From the eroded optimism of the heroic building-monuments in east-Europe, to the monochromatic banality of housing developments in the Canary Islands, the photographs of Simona Rota appear to be talking to us about the aspirations and shortcomings of architecture in both its megalomaniac and its quotidian streams.
Often lacking human presence, the photographs tell a tale of evaporated intentions, and failed dreams, making through the images a visual statement about the power of humanity to create, alter, and transform our environment.
Images of architecture about topics that transcend architecture, projects like Ostalgia, Instant Village, and Placelessness take us to a personal journey through some of the faces of modernity in Europe, while revealing simultaneously the seducing beauty of its ugliness, and the vulnerability of its invincible architectures.
We are drawn towards the fantastic journey of an upcoming visual story teller that equally dazzles us with an image of the Georgian Ministry of Highway Construction in the middle of a cloud of fog, or with the metaphoric clash of a natural sea made from the flat surface of oceanic water and an artificial sea made out of identical houses, terracotta tiles, and pitched roofs in Tenerife Island.
WAI Architecture Think Tank discussed with Simona Rota what draws her to capture these scenarios, and about the architecture of her photographs.
WAI: Could you give us a brief introduction about your interest in the relationship between architecture and photography? How did your concern for architectural representation and reproduction start?
Simona Rota: My interest in photography and architecture respectively was encountered to certain point in a natural way. I am related to architecture through several ways. On the professional level a great amount of my best friends are architects. On the other hand, I studied Political Sciences and the project for my Master’s degree was about the construction, representation and reception of the national image, a topic that obliged me to go through the bibliography about the relationship between architecture and politics of national branding. Since 2004 I have been working and collaborating with architects in different ways, as Office Manager, as freelance communications consultant, as exterior marketing Manager, and in that sense, part of my work implies a direct relationship with architectural photographers and publications at the time of hiring photographers or selecting graphic material.
In 2008 after returning from a short holiday in Iceland, I sold some of my photographs to an architectural magazine. They were photographs of a building (designed) by the Icelandic architect Högna Sigurdadottir. I understood that small event –that was unprecedented and agreeable –as a sign and since then I have kept photographing architecture by commissions and with commercial ends.
On the other hand, in the personal projects, I am not sure that architecture in itself constitutes enough reason for me to generate a work of photography. Architecture is omnipresent in my works but is not the objective of them. It’s true, architecture is a passion, but even when my passion for food is even greater I don’t make photographic works that use food as a motif; I have realized that there are lots of things that I feel passion for that will never turn out to be a photographic project.

Listings of elements and their boxes:
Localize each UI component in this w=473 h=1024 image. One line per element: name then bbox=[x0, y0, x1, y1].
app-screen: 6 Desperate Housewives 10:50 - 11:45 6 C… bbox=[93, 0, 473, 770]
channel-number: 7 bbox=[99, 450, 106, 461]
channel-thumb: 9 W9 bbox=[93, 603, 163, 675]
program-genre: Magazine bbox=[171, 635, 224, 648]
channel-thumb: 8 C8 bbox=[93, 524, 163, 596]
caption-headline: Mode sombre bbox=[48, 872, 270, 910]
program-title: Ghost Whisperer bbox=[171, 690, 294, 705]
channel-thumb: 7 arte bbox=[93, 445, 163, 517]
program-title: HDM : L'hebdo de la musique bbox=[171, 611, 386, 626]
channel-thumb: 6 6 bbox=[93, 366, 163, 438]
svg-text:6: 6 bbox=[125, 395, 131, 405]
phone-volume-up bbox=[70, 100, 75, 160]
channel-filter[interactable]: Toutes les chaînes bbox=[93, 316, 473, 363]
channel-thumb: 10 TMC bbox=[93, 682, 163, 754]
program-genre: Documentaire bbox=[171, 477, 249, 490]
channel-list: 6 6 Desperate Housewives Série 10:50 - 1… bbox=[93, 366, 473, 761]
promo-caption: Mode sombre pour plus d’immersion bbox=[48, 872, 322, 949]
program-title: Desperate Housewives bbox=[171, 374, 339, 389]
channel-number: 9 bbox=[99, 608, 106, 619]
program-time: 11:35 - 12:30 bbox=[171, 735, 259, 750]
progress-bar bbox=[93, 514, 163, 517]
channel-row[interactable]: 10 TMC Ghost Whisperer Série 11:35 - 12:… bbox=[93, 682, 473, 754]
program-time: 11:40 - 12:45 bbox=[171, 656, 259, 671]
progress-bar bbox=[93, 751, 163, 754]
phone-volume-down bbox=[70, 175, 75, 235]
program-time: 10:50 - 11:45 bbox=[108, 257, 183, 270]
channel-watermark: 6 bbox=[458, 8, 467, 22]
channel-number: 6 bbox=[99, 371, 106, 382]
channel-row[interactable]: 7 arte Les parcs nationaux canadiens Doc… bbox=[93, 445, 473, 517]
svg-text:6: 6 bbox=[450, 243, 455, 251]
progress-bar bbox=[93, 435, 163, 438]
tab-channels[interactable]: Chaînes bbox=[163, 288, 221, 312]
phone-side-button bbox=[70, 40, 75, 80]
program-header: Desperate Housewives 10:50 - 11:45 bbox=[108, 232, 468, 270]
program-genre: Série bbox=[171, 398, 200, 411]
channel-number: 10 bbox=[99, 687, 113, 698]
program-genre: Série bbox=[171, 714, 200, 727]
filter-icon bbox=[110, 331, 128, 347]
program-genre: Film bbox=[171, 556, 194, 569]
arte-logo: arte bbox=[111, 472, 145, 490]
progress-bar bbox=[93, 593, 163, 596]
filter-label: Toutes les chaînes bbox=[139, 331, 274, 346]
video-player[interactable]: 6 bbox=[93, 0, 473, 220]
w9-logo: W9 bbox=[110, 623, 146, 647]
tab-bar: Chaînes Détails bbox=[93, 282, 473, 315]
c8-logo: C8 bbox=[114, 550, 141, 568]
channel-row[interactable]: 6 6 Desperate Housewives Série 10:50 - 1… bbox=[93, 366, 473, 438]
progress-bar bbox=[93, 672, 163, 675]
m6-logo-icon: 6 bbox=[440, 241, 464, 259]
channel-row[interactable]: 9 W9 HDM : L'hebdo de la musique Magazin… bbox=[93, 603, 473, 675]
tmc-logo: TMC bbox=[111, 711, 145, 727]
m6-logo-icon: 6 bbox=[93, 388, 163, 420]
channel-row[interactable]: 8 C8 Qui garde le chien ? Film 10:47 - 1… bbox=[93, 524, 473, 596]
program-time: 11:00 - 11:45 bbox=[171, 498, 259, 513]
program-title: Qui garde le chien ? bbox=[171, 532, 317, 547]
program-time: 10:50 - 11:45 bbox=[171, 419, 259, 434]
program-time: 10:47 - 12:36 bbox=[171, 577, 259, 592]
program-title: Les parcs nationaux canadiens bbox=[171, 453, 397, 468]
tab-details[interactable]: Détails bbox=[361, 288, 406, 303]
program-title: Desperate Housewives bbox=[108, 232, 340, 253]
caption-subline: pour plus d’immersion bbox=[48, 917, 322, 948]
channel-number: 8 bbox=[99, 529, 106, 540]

TASKS FOR THIS EXERCISE:
- A) In the interview with Simona Rota, which architect designed the building whose photographs she sold to an architectural magazine in 2008?
- B) Carry on the Simona Rota interview about architecture and photography from the point where it ends.

ANSWER LIST:
- A) The Icelandic architect Högna Sigurdadottir.

- B)
Because of that I think that my passion for architecture doesn’t explain my interest in it. My interest in Architecture in Photography is an election that has resulted from intuition and reflection. I choose to photograph architecture in the way that, for me, architecture constitutes an adequate visual tool to reflect about the use of territory, the configuration of the built landscape, the artificial context, the construction of images and the expression of power. Architecture is made by us, by humans. Even if in my photographs there are almost no people, my interest is not about the objects but about the authors of those objects.
How is the process in which you generate your photographic series (for example Instant Village, Ostalgia, Placessness)? How do you identify the buildings or the spaces that you decide to photograph? Do you have a personal relationship with these structures and spaces, or is it more about general interest and circumstances?
My photographic series are usually born out of the mal-être, of my impotent discomfort with some given circumstances. In the beginning it was something very personal, so personal that sometimes I trash incipient series because I don’t want them to be transformed into something exclusively autobiographical. To take them from me without suffering, I usually send them to a folder that I have called “yo que sé”(what do I know?), a folder that I will not try to sort out even in my euphoric moments. But the series that I keep developing are those ones that, starting from that personal preoccupation, appear to have the capacity to construct a bigger topic, a topic that could apply to or interest more people, as to myself. For example, Instant Village starts by a feeling of impotent disappointment towards the way in which the territory has been treated in the Canary Islands. I have lived several years in the islands, a spectacular place where it is not deteriorated through the imbecilic urbanistic interventions. I am not adept of the non intervention in nature; on the contrary, I believe that the natural environment needs the human intervention to be assumable. I think that in the Canary Islands the possibility of having a good built environment existed, but in exchange there is a lot of junk. This wasted great opportunity can’t be left without reaction, from me and from more people. I think that Instant Village, even when it’s a project generated by a personal anxiety, has the capacity to illustrate a topic with more general implications.
In order to determine if a topic could be something more than a personal anguish, I usually research, with more or less rigor.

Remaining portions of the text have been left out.